**Available records:**

• • •

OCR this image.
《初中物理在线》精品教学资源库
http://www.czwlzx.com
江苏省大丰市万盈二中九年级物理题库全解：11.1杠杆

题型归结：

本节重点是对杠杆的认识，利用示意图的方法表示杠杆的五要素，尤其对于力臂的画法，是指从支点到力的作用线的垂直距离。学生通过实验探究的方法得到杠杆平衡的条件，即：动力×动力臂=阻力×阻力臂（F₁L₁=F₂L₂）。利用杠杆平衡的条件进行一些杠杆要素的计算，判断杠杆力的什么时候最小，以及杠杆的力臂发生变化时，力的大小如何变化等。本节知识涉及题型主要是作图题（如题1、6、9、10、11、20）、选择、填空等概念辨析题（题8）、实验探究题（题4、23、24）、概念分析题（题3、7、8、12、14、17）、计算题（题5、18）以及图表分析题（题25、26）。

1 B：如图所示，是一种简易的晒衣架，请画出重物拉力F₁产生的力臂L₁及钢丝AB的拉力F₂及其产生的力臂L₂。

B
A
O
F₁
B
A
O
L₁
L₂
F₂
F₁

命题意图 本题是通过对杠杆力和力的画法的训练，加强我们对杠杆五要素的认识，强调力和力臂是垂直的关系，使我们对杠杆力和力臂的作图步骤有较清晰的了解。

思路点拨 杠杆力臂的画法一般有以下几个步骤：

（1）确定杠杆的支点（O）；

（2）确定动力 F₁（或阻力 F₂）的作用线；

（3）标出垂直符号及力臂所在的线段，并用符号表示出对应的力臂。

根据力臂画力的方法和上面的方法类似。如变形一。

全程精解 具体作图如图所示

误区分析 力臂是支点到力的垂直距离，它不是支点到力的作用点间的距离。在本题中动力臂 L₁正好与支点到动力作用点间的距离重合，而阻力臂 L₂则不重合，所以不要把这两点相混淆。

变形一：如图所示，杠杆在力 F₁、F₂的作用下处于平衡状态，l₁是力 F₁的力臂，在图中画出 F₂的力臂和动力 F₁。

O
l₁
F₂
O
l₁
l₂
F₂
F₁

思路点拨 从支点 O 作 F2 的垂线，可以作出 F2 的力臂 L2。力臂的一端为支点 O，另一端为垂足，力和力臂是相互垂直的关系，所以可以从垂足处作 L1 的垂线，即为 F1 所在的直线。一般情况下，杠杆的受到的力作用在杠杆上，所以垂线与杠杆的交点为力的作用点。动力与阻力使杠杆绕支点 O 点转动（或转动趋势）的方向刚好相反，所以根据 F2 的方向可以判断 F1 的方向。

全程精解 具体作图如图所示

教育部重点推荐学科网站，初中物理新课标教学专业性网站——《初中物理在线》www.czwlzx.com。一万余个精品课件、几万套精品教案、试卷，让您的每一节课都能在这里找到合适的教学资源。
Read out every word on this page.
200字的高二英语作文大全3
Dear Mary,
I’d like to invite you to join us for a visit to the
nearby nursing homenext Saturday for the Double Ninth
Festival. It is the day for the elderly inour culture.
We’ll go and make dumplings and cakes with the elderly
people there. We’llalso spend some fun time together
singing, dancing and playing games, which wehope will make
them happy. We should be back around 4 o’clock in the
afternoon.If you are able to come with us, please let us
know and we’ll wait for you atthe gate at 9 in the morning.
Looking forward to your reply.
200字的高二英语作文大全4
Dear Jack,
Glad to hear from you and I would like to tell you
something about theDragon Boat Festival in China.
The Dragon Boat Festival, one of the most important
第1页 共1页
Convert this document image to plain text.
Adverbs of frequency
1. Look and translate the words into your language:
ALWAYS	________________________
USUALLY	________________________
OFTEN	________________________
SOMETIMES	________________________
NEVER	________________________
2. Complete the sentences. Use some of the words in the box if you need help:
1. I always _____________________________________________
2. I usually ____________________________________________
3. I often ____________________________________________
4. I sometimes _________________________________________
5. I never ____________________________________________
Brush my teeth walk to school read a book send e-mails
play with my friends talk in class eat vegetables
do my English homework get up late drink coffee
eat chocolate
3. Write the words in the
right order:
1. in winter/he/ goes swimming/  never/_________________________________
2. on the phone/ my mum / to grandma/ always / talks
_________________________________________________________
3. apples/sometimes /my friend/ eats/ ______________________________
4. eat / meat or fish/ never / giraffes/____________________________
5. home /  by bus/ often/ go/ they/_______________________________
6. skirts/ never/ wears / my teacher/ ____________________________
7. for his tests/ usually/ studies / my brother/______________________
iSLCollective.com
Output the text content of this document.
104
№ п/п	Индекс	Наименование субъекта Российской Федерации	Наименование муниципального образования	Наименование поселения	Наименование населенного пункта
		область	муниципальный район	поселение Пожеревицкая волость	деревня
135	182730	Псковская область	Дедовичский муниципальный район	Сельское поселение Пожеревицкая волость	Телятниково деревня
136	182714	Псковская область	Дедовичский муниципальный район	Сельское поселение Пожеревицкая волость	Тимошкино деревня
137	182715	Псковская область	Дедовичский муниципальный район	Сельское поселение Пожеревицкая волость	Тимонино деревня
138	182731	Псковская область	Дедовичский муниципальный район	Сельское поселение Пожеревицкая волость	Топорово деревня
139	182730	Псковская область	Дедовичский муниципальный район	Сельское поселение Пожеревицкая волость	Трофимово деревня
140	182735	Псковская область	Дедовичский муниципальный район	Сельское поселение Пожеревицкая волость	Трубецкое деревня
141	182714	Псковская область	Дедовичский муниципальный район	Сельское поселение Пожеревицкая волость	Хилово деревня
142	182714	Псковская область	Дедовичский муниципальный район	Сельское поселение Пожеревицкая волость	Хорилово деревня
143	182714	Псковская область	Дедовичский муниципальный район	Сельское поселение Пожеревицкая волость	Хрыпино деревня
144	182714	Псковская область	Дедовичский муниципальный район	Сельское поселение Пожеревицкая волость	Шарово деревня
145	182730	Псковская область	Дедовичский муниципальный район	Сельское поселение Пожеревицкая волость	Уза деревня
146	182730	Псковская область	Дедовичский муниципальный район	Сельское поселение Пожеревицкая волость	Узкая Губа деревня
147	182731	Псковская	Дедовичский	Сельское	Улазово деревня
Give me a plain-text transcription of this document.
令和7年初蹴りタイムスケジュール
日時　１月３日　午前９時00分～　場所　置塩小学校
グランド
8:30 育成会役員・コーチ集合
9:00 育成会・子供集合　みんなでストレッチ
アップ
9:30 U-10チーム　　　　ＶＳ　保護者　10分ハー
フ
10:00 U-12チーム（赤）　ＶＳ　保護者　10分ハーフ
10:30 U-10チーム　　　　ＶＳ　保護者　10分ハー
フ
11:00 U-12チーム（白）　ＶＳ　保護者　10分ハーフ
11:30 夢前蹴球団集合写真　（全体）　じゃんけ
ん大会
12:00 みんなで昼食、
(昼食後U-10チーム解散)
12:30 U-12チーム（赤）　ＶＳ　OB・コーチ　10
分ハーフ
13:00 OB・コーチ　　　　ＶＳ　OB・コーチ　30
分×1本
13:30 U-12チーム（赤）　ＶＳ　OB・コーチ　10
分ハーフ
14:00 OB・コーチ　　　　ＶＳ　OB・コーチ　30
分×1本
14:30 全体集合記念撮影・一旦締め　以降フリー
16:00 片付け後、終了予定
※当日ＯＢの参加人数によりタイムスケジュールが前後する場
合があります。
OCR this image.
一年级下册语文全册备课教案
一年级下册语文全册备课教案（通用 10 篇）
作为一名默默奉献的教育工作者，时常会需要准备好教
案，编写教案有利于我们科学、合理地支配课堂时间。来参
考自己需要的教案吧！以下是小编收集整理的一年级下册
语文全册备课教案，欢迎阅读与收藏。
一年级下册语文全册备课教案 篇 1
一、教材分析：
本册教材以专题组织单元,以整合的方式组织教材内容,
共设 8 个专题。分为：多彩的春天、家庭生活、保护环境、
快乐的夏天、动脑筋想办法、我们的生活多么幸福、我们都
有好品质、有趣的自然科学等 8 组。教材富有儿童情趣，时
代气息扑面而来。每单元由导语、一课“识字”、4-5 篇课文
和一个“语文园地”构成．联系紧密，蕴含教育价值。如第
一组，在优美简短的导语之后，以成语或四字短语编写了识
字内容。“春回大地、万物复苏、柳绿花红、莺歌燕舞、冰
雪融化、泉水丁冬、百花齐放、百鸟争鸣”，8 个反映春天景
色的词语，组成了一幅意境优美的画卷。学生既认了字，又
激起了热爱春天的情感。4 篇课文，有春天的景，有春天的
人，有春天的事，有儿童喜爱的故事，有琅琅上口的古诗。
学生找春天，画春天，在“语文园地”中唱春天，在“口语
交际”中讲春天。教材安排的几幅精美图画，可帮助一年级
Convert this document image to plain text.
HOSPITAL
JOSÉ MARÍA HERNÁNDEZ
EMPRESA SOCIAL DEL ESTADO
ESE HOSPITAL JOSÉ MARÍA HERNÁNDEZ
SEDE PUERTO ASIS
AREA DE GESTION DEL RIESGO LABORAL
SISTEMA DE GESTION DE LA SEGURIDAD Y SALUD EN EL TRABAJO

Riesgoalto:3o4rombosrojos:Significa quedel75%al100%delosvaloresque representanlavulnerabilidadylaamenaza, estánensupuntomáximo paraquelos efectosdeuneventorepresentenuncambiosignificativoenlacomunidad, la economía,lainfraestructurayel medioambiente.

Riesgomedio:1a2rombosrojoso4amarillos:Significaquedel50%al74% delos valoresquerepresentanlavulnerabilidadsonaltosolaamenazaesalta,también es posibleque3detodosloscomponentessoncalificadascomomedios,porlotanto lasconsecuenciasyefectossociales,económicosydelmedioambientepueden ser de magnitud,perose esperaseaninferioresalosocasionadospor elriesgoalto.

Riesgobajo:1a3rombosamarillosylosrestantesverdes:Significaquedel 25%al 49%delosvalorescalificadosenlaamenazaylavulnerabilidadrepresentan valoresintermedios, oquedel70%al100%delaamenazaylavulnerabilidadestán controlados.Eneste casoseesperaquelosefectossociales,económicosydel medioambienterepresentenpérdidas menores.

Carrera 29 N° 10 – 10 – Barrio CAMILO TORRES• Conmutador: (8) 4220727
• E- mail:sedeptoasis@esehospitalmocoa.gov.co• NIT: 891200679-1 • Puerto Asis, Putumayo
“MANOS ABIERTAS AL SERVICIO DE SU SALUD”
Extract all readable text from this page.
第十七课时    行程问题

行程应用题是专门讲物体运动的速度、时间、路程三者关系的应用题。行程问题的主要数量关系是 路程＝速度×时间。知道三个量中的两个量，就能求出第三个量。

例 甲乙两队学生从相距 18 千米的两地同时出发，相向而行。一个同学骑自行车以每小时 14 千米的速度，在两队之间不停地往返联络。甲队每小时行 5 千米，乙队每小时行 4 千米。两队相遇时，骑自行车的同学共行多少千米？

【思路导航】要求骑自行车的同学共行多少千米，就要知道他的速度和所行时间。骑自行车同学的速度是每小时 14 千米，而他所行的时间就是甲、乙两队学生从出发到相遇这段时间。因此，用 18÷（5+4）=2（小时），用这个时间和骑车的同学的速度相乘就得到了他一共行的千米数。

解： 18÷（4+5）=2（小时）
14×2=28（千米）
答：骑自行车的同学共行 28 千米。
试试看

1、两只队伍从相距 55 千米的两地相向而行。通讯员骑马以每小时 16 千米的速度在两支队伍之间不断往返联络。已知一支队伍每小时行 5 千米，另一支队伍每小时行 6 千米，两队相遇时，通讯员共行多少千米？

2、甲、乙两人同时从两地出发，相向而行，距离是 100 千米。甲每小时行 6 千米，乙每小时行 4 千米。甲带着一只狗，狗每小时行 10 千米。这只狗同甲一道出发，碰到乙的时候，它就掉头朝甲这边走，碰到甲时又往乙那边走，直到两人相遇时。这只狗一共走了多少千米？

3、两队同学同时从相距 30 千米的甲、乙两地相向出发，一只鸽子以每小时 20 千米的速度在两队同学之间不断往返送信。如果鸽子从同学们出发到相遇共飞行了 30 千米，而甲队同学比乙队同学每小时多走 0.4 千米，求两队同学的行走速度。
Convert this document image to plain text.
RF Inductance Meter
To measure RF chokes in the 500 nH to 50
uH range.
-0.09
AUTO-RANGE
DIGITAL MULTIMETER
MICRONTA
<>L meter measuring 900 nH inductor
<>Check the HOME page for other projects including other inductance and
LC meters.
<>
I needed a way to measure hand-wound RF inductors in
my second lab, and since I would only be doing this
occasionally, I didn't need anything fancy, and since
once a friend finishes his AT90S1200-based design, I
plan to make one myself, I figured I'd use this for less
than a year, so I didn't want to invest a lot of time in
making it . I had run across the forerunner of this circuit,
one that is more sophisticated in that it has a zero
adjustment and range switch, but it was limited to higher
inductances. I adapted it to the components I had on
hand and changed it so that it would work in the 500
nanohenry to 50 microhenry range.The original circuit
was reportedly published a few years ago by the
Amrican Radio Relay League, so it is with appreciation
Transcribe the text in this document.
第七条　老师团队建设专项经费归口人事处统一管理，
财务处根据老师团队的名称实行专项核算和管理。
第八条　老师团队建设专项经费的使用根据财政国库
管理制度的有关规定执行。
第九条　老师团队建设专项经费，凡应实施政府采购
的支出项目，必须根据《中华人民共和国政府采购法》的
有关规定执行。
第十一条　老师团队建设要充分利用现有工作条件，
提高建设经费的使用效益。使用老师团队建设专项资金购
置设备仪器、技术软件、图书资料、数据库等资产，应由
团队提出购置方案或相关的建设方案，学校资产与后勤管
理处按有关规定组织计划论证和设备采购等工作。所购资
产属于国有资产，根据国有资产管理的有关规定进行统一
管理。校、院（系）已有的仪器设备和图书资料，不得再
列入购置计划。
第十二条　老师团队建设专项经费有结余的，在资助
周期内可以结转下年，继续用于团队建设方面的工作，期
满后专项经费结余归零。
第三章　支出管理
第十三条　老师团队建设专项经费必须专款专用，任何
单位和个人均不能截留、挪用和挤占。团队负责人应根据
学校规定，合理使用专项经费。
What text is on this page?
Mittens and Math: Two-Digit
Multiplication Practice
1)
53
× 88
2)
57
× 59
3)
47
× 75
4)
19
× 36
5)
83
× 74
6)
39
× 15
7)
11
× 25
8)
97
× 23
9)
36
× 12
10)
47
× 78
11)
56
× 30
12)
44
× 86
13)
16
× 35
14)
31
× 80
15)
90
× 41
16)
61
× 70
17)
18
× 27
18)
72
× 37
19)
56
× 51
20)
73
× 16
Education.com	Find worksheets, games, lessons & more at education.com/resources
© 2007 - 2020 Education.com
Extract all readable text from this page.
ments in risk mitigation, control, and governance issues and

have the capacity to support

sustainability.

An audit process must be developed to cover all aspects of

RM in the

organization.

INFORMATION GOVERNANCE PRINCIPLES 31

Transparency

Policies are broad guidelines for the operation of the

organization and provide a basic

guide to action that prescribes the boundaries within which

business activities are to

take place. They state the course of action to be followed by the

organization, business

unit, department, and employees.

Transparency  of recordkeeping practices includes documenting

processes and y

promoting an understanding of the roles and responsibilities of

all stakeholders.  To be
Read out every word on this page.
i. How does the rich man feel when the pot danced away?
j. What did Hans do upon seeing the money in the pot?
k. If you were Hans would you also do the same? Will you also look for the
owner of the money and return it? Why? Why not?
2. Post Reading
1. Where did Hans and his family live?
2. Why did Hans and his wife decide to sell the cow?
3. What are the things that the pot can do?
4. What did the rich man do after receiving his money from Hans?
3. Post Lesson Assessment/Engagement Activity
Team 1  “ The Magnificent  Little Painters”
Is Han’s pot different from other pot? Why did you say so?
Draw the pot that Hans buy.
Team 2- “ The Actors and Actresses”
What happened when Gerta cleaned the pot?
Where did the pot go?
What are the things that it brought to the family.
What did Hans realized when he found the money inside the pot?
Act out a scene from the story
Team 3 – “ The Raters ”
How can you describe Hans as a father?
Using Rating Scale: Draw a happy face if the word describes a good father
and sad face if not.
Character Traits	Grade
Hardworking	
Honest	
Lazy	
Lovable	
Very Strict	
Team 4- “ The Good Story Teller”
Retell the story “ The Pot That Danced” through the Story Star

• • •

**Task instructions:**
Which lines of the data include "action"? Copy each of them.

**Completed task:**
guide to action that prescribes the boundaries within which
take place. They state the course of action to be followed by the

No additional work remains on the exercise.